● **Written exercise**:
Your task is to filter the data below down to the lines holding "this".
>> begin The data
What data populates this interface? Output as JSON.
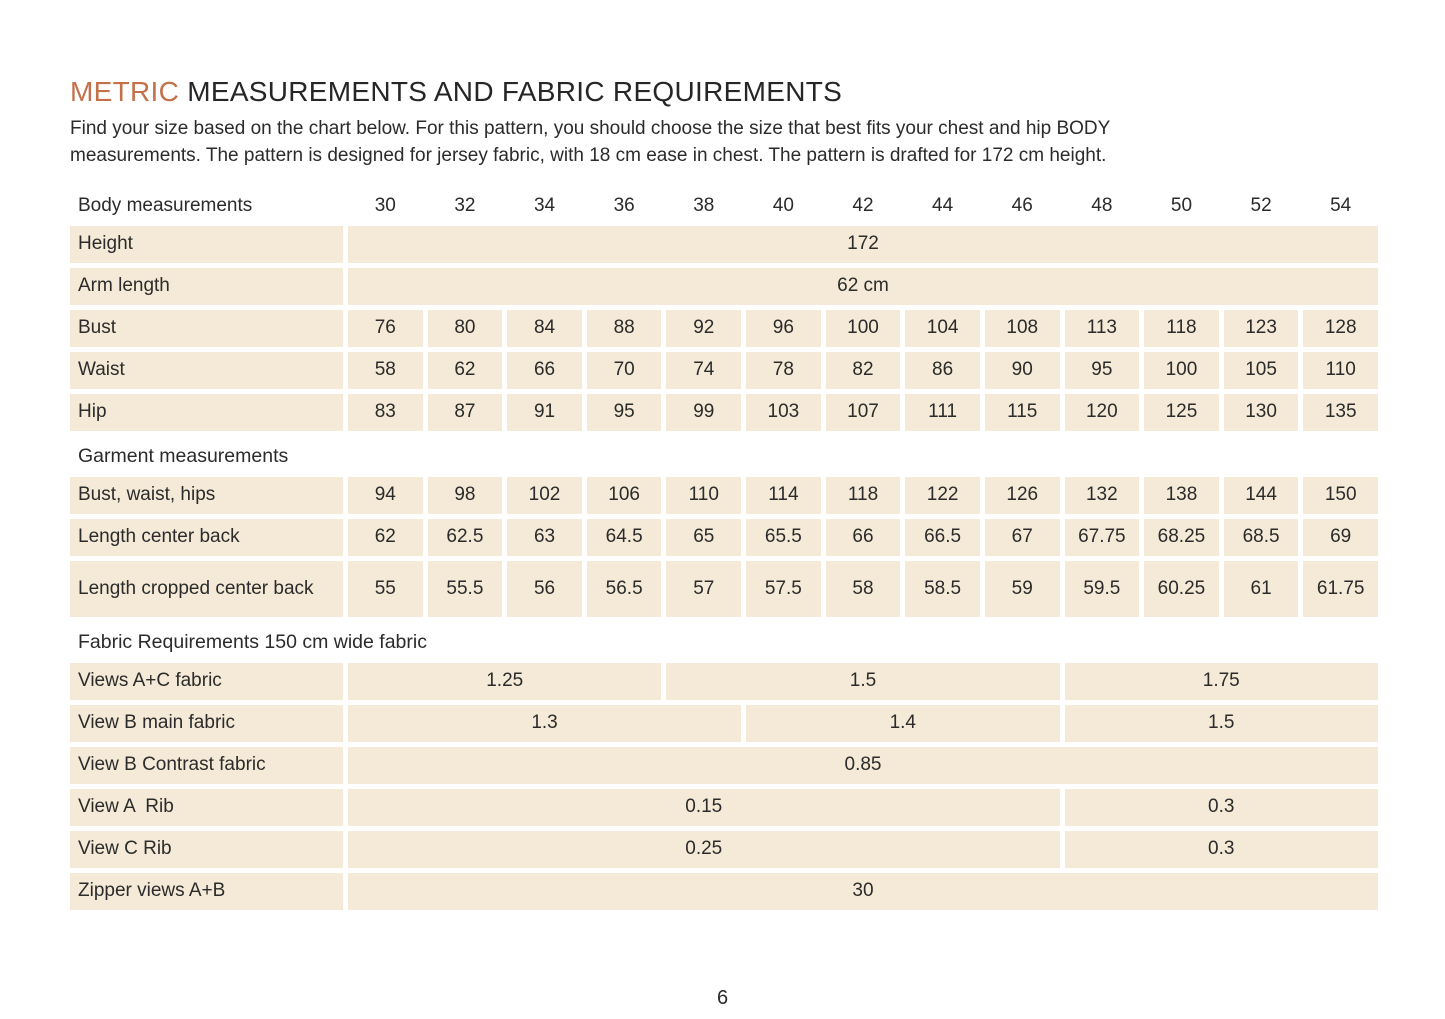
{
  "page": {
    "title": {
      "highlight": "METRIC",
      "rest": "MEASUREMENTS AND FABRIC REQUIREMENTS"
    },
    "intro_lines": [
      "Find your size based on the chart below. For this pattern, you should choose the size that best fits your chest and hip BODY",
      "measurements. The pattern is designed for jersey fabric, with 18 cm ease in chest. The pattern is drafted for 172 cm height."
    ],
    "page_number": "6"
  },
  "colors": {
    "accent_orange": "#c4714a",
    "cell_beige": "#f4ead7",
    "text_dark": "#262626"
  },
  "table": {
    "header_label": "Body measurements",
    "sizes": [
      "30",
      "32",
      "34",
      "36",
      "38",
      "40",
      "42",
      "44",
      "46",
      "48",
      "50",
      "52",
      "54"
    ],
    "sections": [
      {
        "rows": [
          {
            "label": "Height",
            "cells": [
              {
                "v": "172",
                "span": 13
              }
            ]
          },
          {
            "label": "Arm length",
            "cells": [
              {
                "v": "62 cm",
                "span": 13
              }
            ]
          },
          {
            "label": "Bust",
            "cells": [
              {
                "v": "76"
              },
              {
                "v": "80"
              },
              {
                "v": "84"
              },
              {
                "v": "88"
              },
              {
                "v": "92"
              },
              {
                "v": "96"
              },
              {
                "v": "100"
              },
              {
                "v": "104"
              },
              {
                "v": "108"
              },
              {
                "v": "113"
              },
              {
                "v": "118"
              },
              {
                "v": "123"
              },
              {
                "v": "128"
              }
            ]
          },
          {
            "label": "Waist",
            "cells": [
              {
                "v": "58"
              },
              {
                "v": "62"
              },
              {
                "v": "66"
              },
              {
                "v": "70"
              },
              {
                "v": "74"
              },
              {
                "v": "78"
              },
              {
                "v": "82"
              },
              {
                "v": "86"
              },
              {
                "v": "90"
              },
              {
                "v": "95"
              },
              {
                "v": "100"
              },
              {
                "v": "105"
              },
              {
                "v": "110"
              }
            ]
          },
          {
            "label": "Hip",
            "cells": [
              {
                "v": "83"
              },
              {
                "v": "87"
              },
              {
                "v": "91"
              },
              {
                "v": "95"
              },
              {
                "v": "99"
              },
              {
                "v": "103"
              },
              {
                "v": "107"
              },
              {
                "v": "111"
              },
              {
                "v": "115"
              },
              {
                "v": "120"
              },
              {
                "v": "125"
              },
              {
                "v": "130"
              },
              {
                "v": "135"
              }
            ]
          }
        ]
      },
      {
        "title": "Garment measurements",
        "rows": [
          {
            "label": "Bust, waist, hips",
            "cells": [
              {
                "v": "94"
              },
              {
                "v": "98"
              },
              {
                "v": "102"
              },
              {
                "v": "106"
              },
              {
                "v": "110"
              },
              {
                "v": "114"
              },
              {
                "v": "118"
              },
              {
                "v": "122"
              },
              {
                "v": "126"
              },
              {
                "v": "132"
              },
              {
                "v": "138"
              },
              {
                "v": "144"
              },
              {
                "v": "150"
              }
            ]
          },
          {
            "label": "Length center back",
            "cells": [
              {
                "v": "62"
              },
              {
                "v": "62.5"
              },
              {
                "v": "63"
              },
              {
                "v": "64.5"
              },
              {
                "v": "65"
              },
              {
                "v": "65.5"
              },
              {
                "v": "66"
              },
              {
                "v": "66.5"
              },
              {
                "v": "67"
              },
              {
                "v": "67.75"
              },
              {
                "v": "68.25"
              },
              {
                "v": "68.5"
              },
              {
                "v": "69"
              }
            ]
          },
          {
            "label": "Length cropped center back",
            "tall": true,
            "cells": [
              {
                "v": "55"
              },
              {
                "v": "55.5"
              },
              {
                "v": "56"
              },
              {
                "v": "56.5"
              },
              {
                "v": "57"
              },
              {
                "v": "57.5"
              },
              {
                "v": "58"
              },
              {
                "v": "58.5"
              },
              {
                "v": "59"
              },
              {
                "v": "59.5"
              },
              {
                "v": "60.25"
              },
              {
                "v": "61"
              },
              {
                "v": "61.75"
              }
            ]
          }
        ]
      },
      {
        "title": "Fabric Requirements 150 cm wide fabric",
        "rows": [
          {
            "label": "Views A+C fabric",
            "cells": [
              {
                "v": "1.25",
                "span": 4
              },
              {
                "v": "1.5",
                "span": 5
              },
              {
                "v": "1.75",
                "span": 4
              }
            ]
          },
          {
            "label": "View B main fabric",
            "cells": [
              {
                "v": "1.3",
                "span": 5
              },
              {
                "v": "1.4",
                "span": 4
              },
              {
                "v": "1.5",
                "span": 4
              }
            ]
          },
          {
            "label": "View B Contrast fabric",
            "cells": [
              {
                "v": "0.85",
                "span": 13
              }
            ]
          },
          {
            "label": "View A  Rib",
            "cells": [
              {
                "v": "0.15",
                "span": 9
              },
              {
                "v": "0.3",
                "span": 4
              }
            ]
          },
          {
            "label": "View C Rib",
            "cells": [
              {
                "v": "0.25",
                "span": 9
              },
              {
                "v": "0.3",
                "span": 4
              }
            ]
          },
          {
            "label": "Zipper views A+B",
            "cells": [
              {
                "v": "30",
                "span": 13
              }
            ]
          }
        ]
      }
    ]
  }
}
>> end The data
● **Expected output**:
What data populates this interface? Output as JSON.
      "Find your size based on the chart below. For this pattern, you should choose the size that best fits your chest and hip BODY",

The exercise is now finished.